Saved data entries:
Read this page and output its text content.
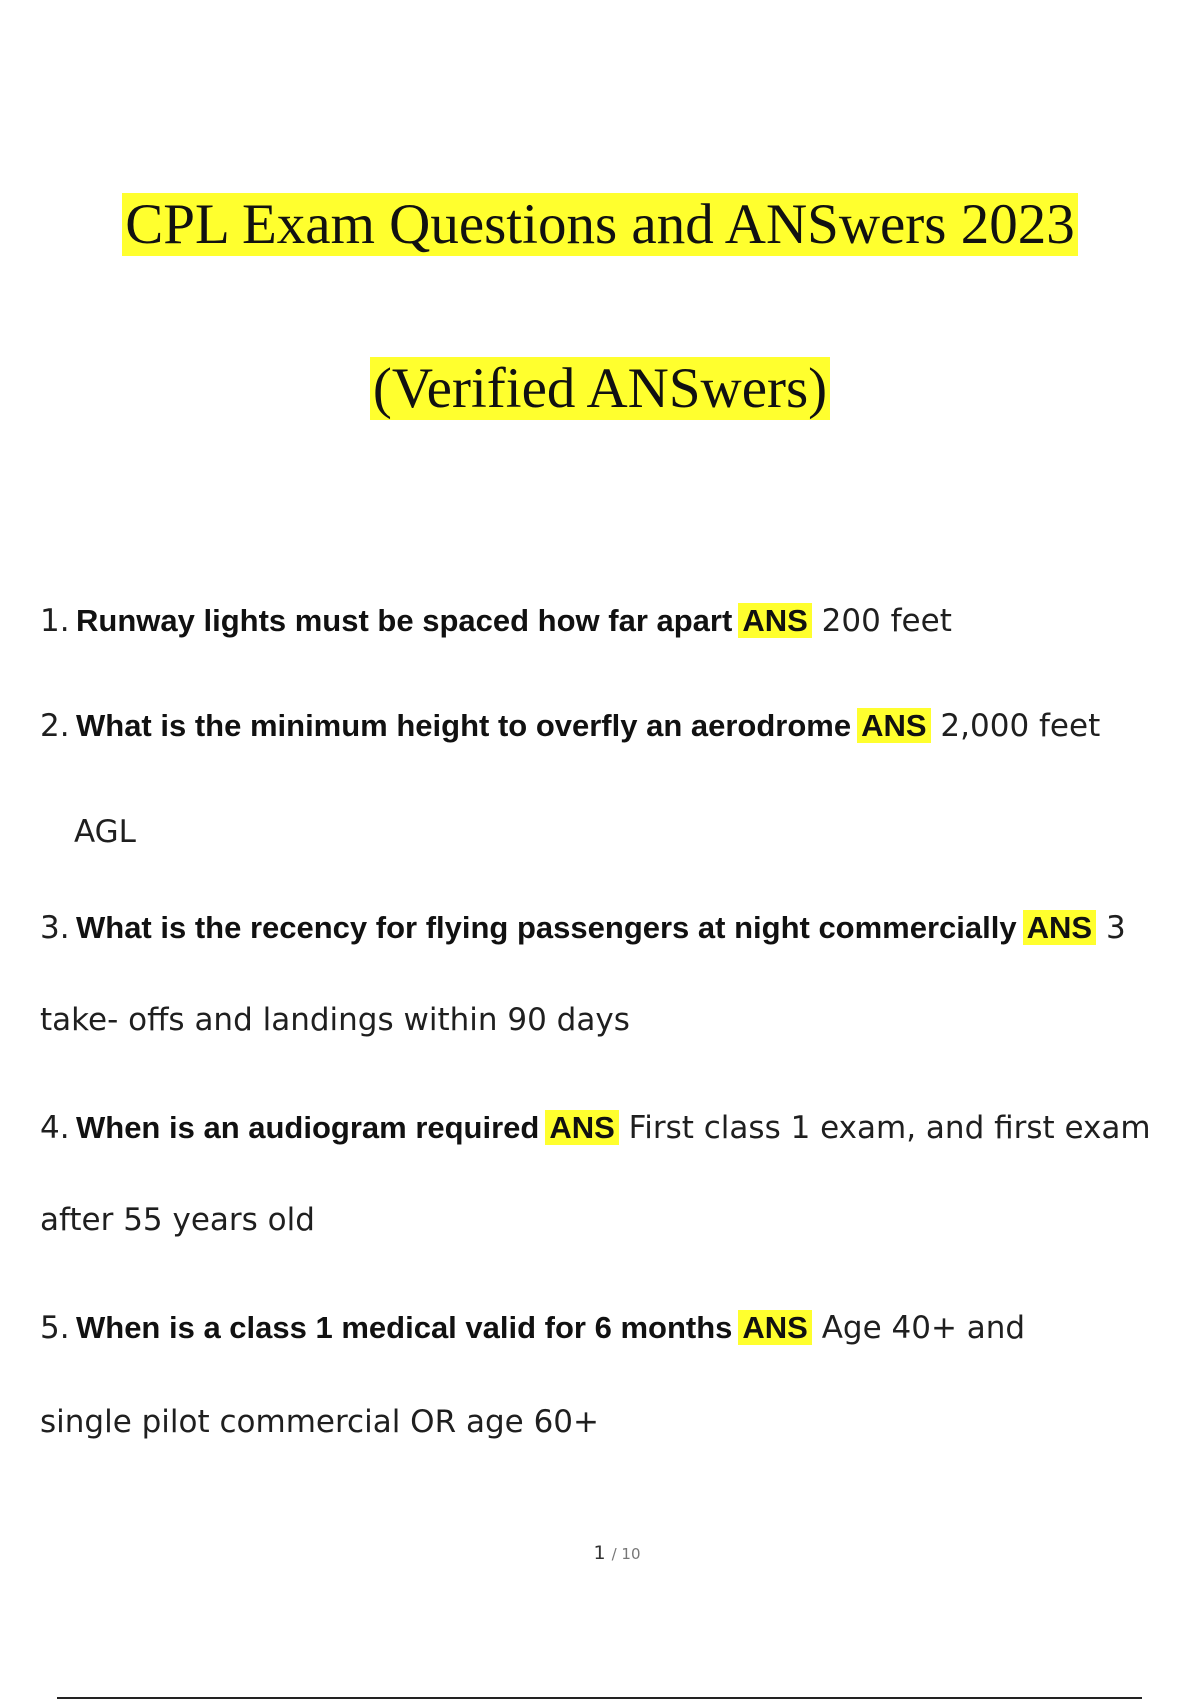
CPL Exam Questions and ANSwers 2023
(Verified ANSwers)
1. Runway lights must be spaced how far apart ANS 200 feet
2. What is the minimum height to overfly an aerodrome ANS 2,000 feet
AGL
3. What is the recency for flying passengers at night commercially ANS 3
take- offs and landings within 90 days
4. When is an audiogram required ANS First class 1 exam, and first exam
after 55 years old
5. When is a class 1 medical valid for 6 months ANS Age 40+ and
single pilot commercial OR age 60+
1 / 10
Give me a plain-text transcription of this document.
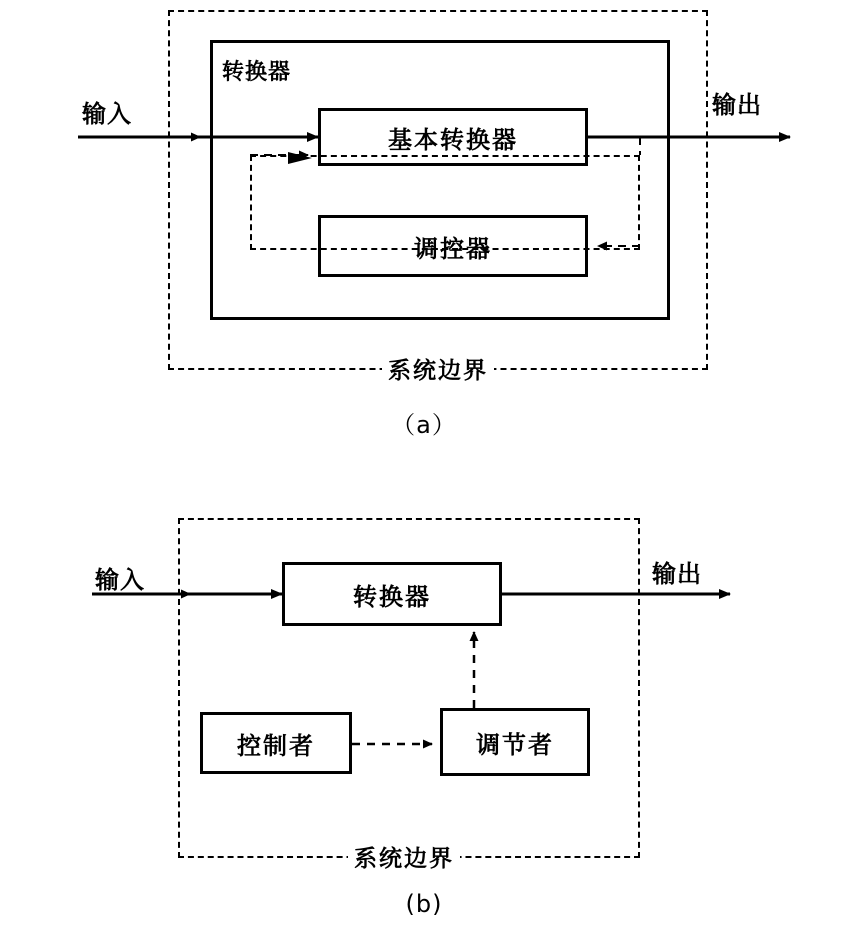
转换器
基本转换器
调控器
输入	输出
系统边界
（a）
转换器
控制者	调节者
输入	输出
系统边界
(b)
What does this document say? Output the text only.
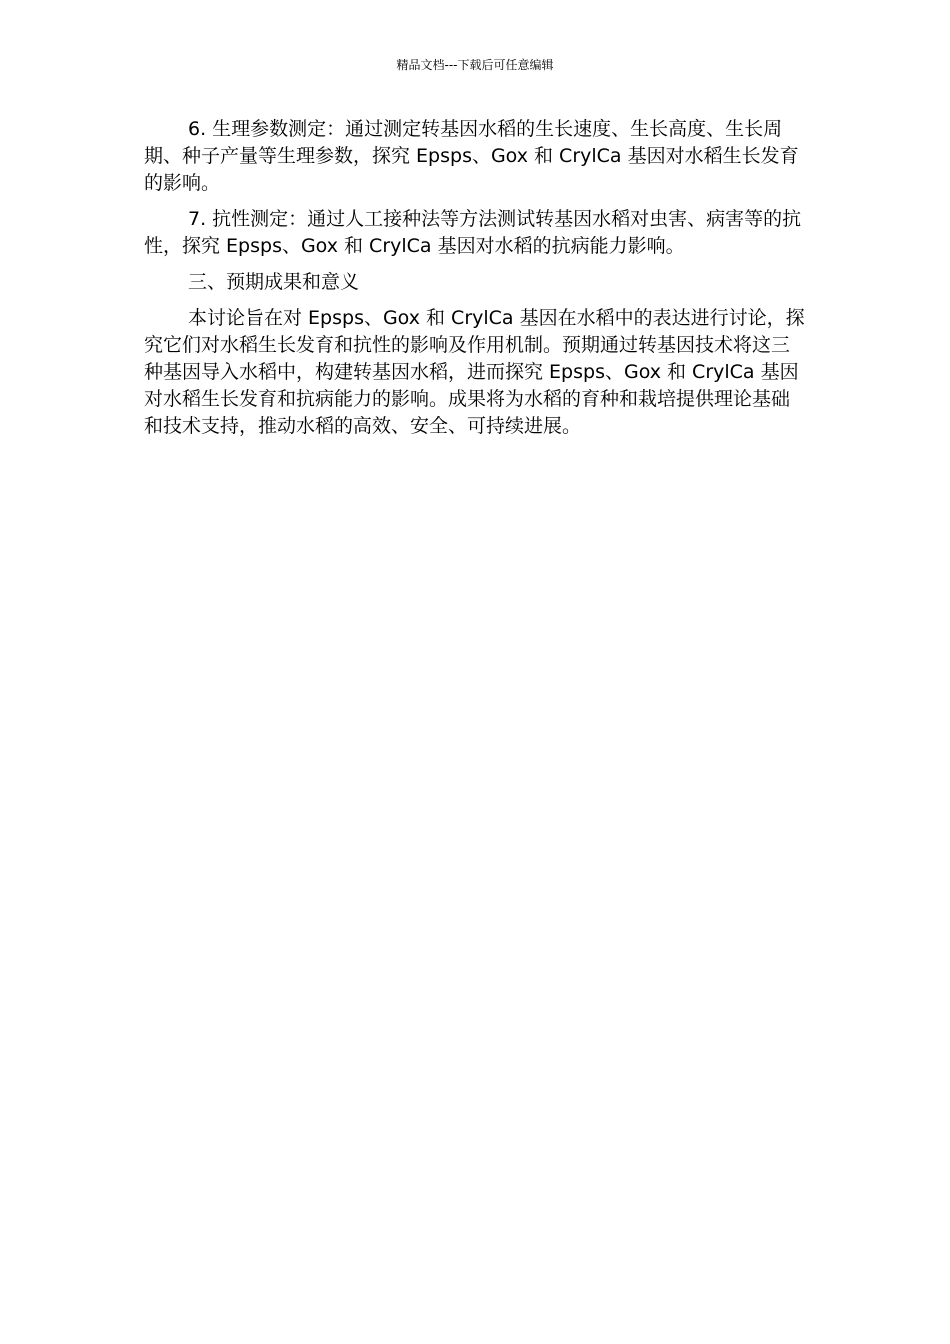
精品文档---下载后可任意编辑

6. 生理参数测定：通过测定转基因水稻的生长速度、生长高度、生长周期、种子产量等生理参数，探究 Epsps、Gox 和 CrylCa 基因对水稻生长发育的影响。

7. 抗性测定：通过人工接种法等方法测试转基因水稻对虫害、病害等的抗性，探究 Epsps、Gox 和 CrylCa 基因对水稻的抗病能力影响。

三、预期成果和意义

本讨论旨在对 Epsps、Gox 和 CrylCa 基因在水稻中的表达进行讨论，探究它们对水稻生长发育和抗性的影响及作用机制。预期通过转基因技术将这三种基因导入水稻中，构建转基因水稻，进而探究 Epsps、Gox 和 CrylCa 基因对水稻生长发育和抗病能力的影响。成果将为水稻的育种和栽培提供理论基础和技术支持，推动水稻的高效、安全、可持续进展。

TASK INSTRUCTIONS: Without the pictures, repeat the listing above exactly.

EXPECTED ANSWER:
Read this page and output its text content.
CPL Exam Questions and ANSwers 2023
(Verified ANSwers)
1. Runway lights must be spaced how far apart ANS 200 feet
2. What is the minimum height to overfly an aerodrome ANS 2,000 feet
AGL
3. What is the recency for flying passengers at night commercially ANS 3
take- offs and landings within 90 days
4. When is an audiogram required ANS First class 1 exam, and first exam
after 55 years old
5. When is a class 1 medical valid for 6 months ANS Age 40+ and
single pilot commercial OR age 60+
1 / 10
Give me a plain-text transcription of this document.
转换器
基本转换器
调控器
输入	输出
系统边界
（a）
转换器
控制者	调节者
输入	输出
系统边界
(b)
What does this document say? Output the text only.
精品文档---下载后可任意编辑

6. 生理参数测定：通过测定转基因水稻的生长速度、生长高度、生长周期、种子产量等生理参数，探究 Epsps、Gox 和 CrylCa 基因对水稻生长发育的影响。

7. 抗性测定：通过人工接种法等方法测试转基因水稻对虫害、病害等的抗性，探究 Epsps、Gox 和 CrylCa 基因对水稻的抗病能力影响。

三、预期成果和意义

本讨论旨在对 Epsps、Gox 和 CrylCa 基因在水稻中的表达进行讨论，探究它们对水稻生长发育和抗性的影响及作用机制。预期通过转基因技术将这三种基因导入水稻中，构建转基因水稻，进而探究 Epsps、Gox 和 CrylCa 基因对水稻生长发育和抗病能力的影响。成果将为水稻的育种和栽培提供理论基础和技术支持，推动水稻的高效、安全、可持续进展。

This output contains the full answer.